**Provided text:**
____________________
Become the woman of whom you dream, President Gordon B. Hinckley told the young women of the Church March 24.
Speaking in the Conference Center on a warm spring evening, President Hinckley said: "In your youth you speak of the future, and it is bright with promise. You speak of hope and faith and achievement. You speak of goodness and love and peace. You speak of a better world than we have ever known.
"You are creatures of divinity, for you are daughters of the Almighty. Limitless is your potential. Magnificent is your future, if you will take control of it. Do not let your lives drift in a fruitless and worthless manner."
This was the first time the Young Women general meeting, which was telecast throughout most of the world over the Church satellite system, has been held in the Conference Center, which was dedicated last October conference by President Hinckley. Thousands of young women filled the auditorium, and their voices joined in reciting the Young Women Theme and Values.
Seated on the stand, along with President Hinckley, were President Thomas S. Monson, first counselor in the First Presidency; President James E. Faust, second counselor in the First Presidency; Elders M. Russell Ballard and Richard G. Scott of the Quorum of the Twelve; and Elder Marlin K. Jensen of the Presidency of the Seventy. Also speaking during the meeting were Young Women General President Margaret D. Nadauld and her counselors, Carol B. Thomas and Sharon G. Larsen. (Please see page X for excerpts of their addresses.) Sister Nadauld conducted the meeting.
In his remarks, President Hinckley related looking through his high school yearbook recently and noting the lives of two young women he knew. One was beautiful and a charmer. "Life for her could be summed up in one short word fun. She married a boy of her own kind. Alcohol took possession of her life. She was a slave to it. Her body succumbed to its treacherous grip. Sadly, her life faded without achievement."
The Church president then recounted the life of another girl, not particularly beautiful but wholesome. "She also knew how to have fun, but knew when to stop and put her mind on other things."
This young woman married a boy also from the school after they graduated from a university. He went on to graduate school and she reared their children. They scrimped and worked hard. President Hinckley said he met them again a few years ago on a plane flight. "I learned that they had been active in the Church, serving in whatever capacity they were asked to serve. By every measure, they were successful. She had become the woman of whom she had dreamed."
President Hinckley said he was, thus, anxious to say something that would help the young women of today become the women of whom they dream. "As a starter, there must be cleanliness, for immorality will blight your life and leave a scar that will never entirely leave you. There must be purpose. There can be fun, yes. But there must be recognition of the fact that life is serious, that the risks are great, but that you can overcome them if you will discipline yourselves and seek the unfailing strength of the Lord."
He assured them, however, that if a mistake has been made all is not lost. They can be forgiven and live a life fully acceptable unto the Lord. "But there will be scars that will remain. The best way, the only way for you, is to avoid any entrapment with evil.
____________________
**Material shown:**
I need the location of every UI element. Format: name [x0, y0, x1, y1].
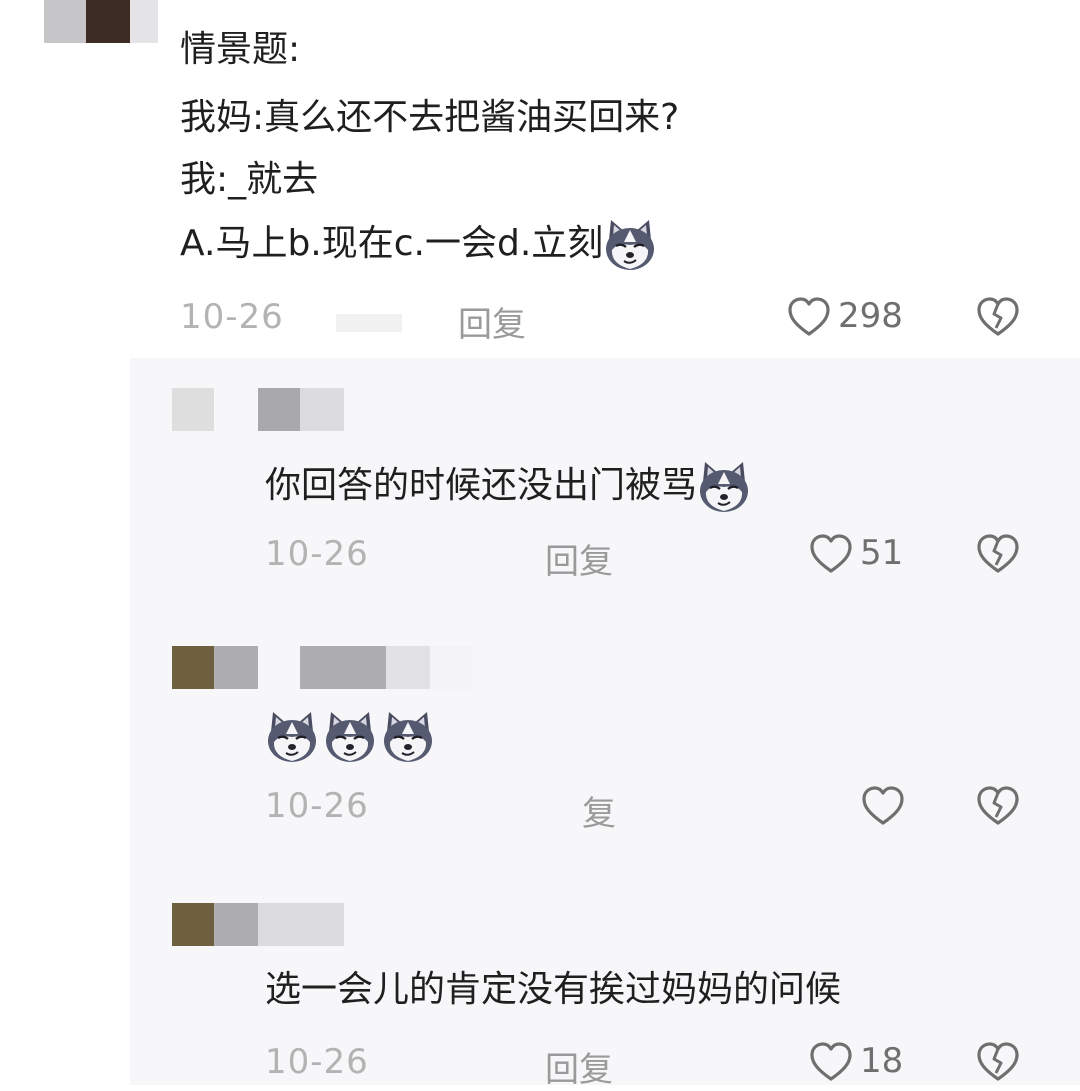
husky-dog-emoji: [605, 218, 656, 272]
comment-date: 10-26: [265, 786, 369, 826]
reply-emoji-row: [265, 710, 435, 766]
like-count: 51: [860, 533, 904, 573]
reply-text: 选一会儿的肯定没有挨过妈妈的问候: [265, 969, 842, 1010]
comment-text-line: A.马上b.现在c.一会d.立刻: [180, 218, 657, 272]
like-count: 298: [838, 296, 903, 336]
husky-dog-emoji: [266, 710, 318, 764]
reply-button[interactable]: 复: [582, 786, 616, 835]
reply-button[interactable]: 回复: [545, 534, 613, 583]
comment-text-line: 我妈:真么还不去把酱油买回来?: [180, 97, 680, 138]
heart-outline-icon[interactable]: [786, 294, 832, 340]
comment-date: 10-26: [180, 297, 284, 337]
heart-outline-icon[interactable]: [808, 1039, 854, 1085]
comment-text-line: 我:_就去: [180, 159, 319, 200]
heart-outline-icon[interactable]: [860, 783, 906, 829]
comment-text: A.马上b.现在c.一会d.立刻: [180, 223, 604, 264]
reply-text-line: 你回答的时候还没出门被骂: [265, 460, 751, 514]
reply-button[interactable]: 回复: [545, 1042, 613, 1091]
reply-button[interactable]: 回复: [458, 297, 526, 346]
broken-heart-icon[interactable]: [975, 1039, 1021, 1085]
husky-dog-emoji: [382, 710, 434, 764]
heart-outline-icon[interactable]: [808, 531, 854, 577]
husky-dog-emoji: [698, 460, 750, 514]
like-count: 18: [860, 1041, 904, 1081]
husky-dog-emoji: [324, 710, 376, 764]
reply-text: 你回答的时候还没出门被骂: [265, 465, 698, 506]
blurred-location: [336, 314, 402, 332]
broken-heart-icon[interactable]: [975, 783, 1021, 829]
comment-text-line: 情景题:: [180, 29, 301, 70]
broken-heart-icon[interactable]: [975, 294, 1021, 340]
comment-date: 10-26: [265, 1042, 369, 1082]
comment-date: 10-26: [265, 534, 369, 574]
broken-heart-icon[interactable]: [975, 531, 1021, 577]
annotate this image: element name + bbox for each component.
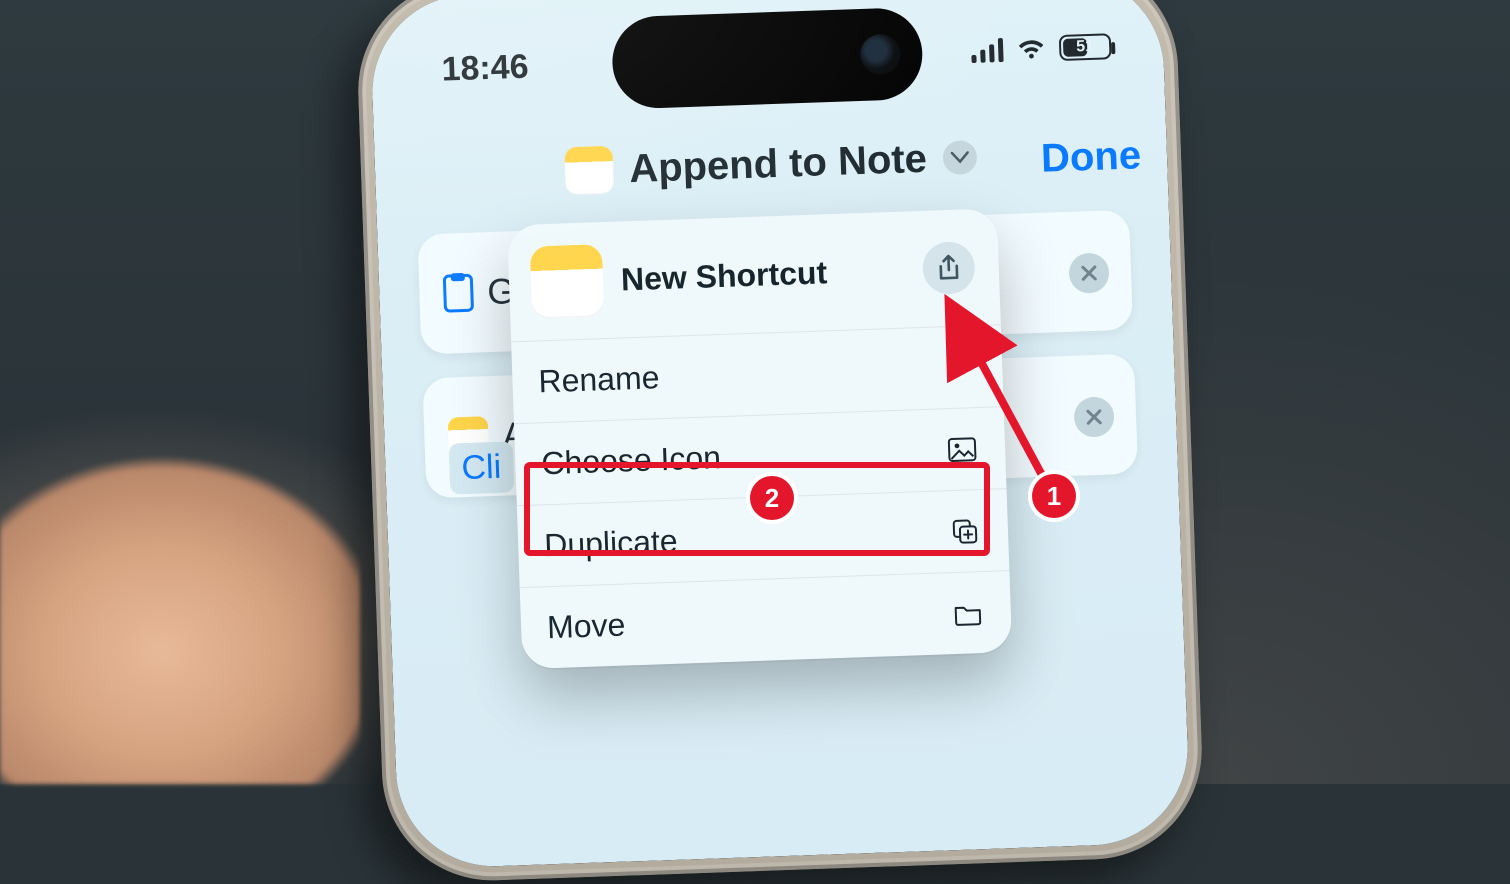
share-icon: [936, 254, 961, 283]
shortcut-title[interactable]: Append to Note: [628, 136, 927, 191]
shortcut-options-popover: New Shortcut Rename Choose Ic: [507, 208, 1012, 669]
annotation-badge-1: 1: [1032, 474, 1076, 518]
action-card-2-close[interactable]: [1073, 396, 1114, 437]
annotation-badge-2: 2: [750, 476, 794, 520]
done-button[interactable]: Done: [1026, 125, 1156, 190]
menu-item-label: Rename: [538, 359, 660, 400]
menu-item-move[interactable]: Move: [520, 571, 1013, 669]
title-menu-chevron[interactable]: [942, 140, 977, 175]
menu-item-label: Choose Icon: [541, 439, 722, 482]
pencil-icon: [942, 350, 977, 385]
menu-item-label: Move: [546, 607, 625, 647]
hand-thumb: [0, 404, 360, 784]
dynamic-island: [611, 7, 924, 110]
battery-icon: 51: [1059, 33, 1112, 61]
iphone-device: 18:46 51: [355, 0, 1206, 884]
close-icon: [1080, 264, 1099, 283]
image-icon: [945, 432, 980, 467]
clipboard-token[interactable]: Cli: [449, 441, 514, 494]
popover-shortcut-name: New Shortcut: [620, 251, 905, 298]
wifi-icon: [1017, 38, 1046, 61]
notes-app-icon: [530, 244, 604, 318]
menu-item-label: Duplicate: [544, 523, 679, 565]
clipboard-icon: [443, 274, 474, 313]
notes-app-icon: [564, 146, 614, 196]
chevron-down-icon: [952, 152, 968, 162]
action-card-1-close[interactable]: [1068, 252, 1109, 293]
cellular-icon: [971, 38, 1004, 63]
close-icon: [1085, 408, 1104, 427]
status-time: 18:46: [441, 47, 529, 89]
share-button[interactable]: [922, 241, 976, 295]
front-camera: [860, 34, 901, 75]
duplicate-icon: [947, 514, 982, 549]
folder-icon: [950, 595, 985, 630]
popover-header: New Shortcut: [507, 208, 1001, 342]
____________________
**Requirements:**
A) In the article on President Hinckley's address to the young women, who conducted the meeting?
B) Extend the article on President Hinckley's address to the young women, picking up after its final sentence.
The records come from a separate source and are not part of the article.

**Responses per task:**
A) Young Women General President Margaret D. Nadauld conducted the meeting.

B)
"There is nothing in all this world as magnificent as virtue. You young women spend a lot of time thinking of the boys. You can have a good time with them, but never overstep the line of virtue. Most of you will marry and your marriage will be much the happier for your earlier restraint. You will be worthy to go to the House of the Lord."
President Hinckley counseled the young women to "find purpose in your life. Choose the things you would like to do and educate yourselves to be effective in their pursuit. You are hopeful that you will marry and that all will be taken care of. In this day and time, a girl needs an education. She needs the means by which to earn a living should she find herself in a situation where it becomes necessary to do so.
"You can include in the dream of the woman you would like to be a picture of one qualified to serve society and make a significant contribution to the world of which she will be a part.
"For you, the sky is the limit, my dear young friends. You can be excellent in every way. You can be first-class. Respect yourself. Do not feel sorry for yourself. Do not dwell on unkind things others may say about you. Particularly, pay no attention to what some boy might say to demean you. He is no better than you. In fact, he has already belittled himself by his actions. Polish and refine whatever talents the Lord has given you. Love life and look for its opportunities, and forever be loyal to the Church."
The Church president urged those listening: "Never forget that you came to earth as a child of the divine Father, with something of divinity in your very makeup. The Lord did not send you here to fail. He did not give you life to waste it. He bestowed upon you the gift of mortality that you might gain experience, positive, wonderful, purposeful experience that will lead to life eternal. He has given you this glorious Church, His Church, to guide you and direct you, to give you opportunity for growth and experience, to teach you and lead you and encourage you, to bless you with eternal marriage, to seal upon you a covenant between you and Him that will make of you His chosen daughter, one upon whom He may look with love and with a desire to help.
"Of course there will be problems along the way. There will be difficulties to overcome. But they will not last forever. Look to the positive. Count your blessings. Know that He is watching over you, that He hears your prayers and will answer them, that He loves you and will make that love manifest."
Music for the evening was offered by a choir of young women from the Logan, Utah, area, with Claudia Bigler directing and Linda Margetts accompanying. The invocation was offered by Tosy Phachomphon, a young woman from the Salt Lake University 1st Stake; the benediction was given by Emily Foss of the Salt Lake Mount Olympus Stake.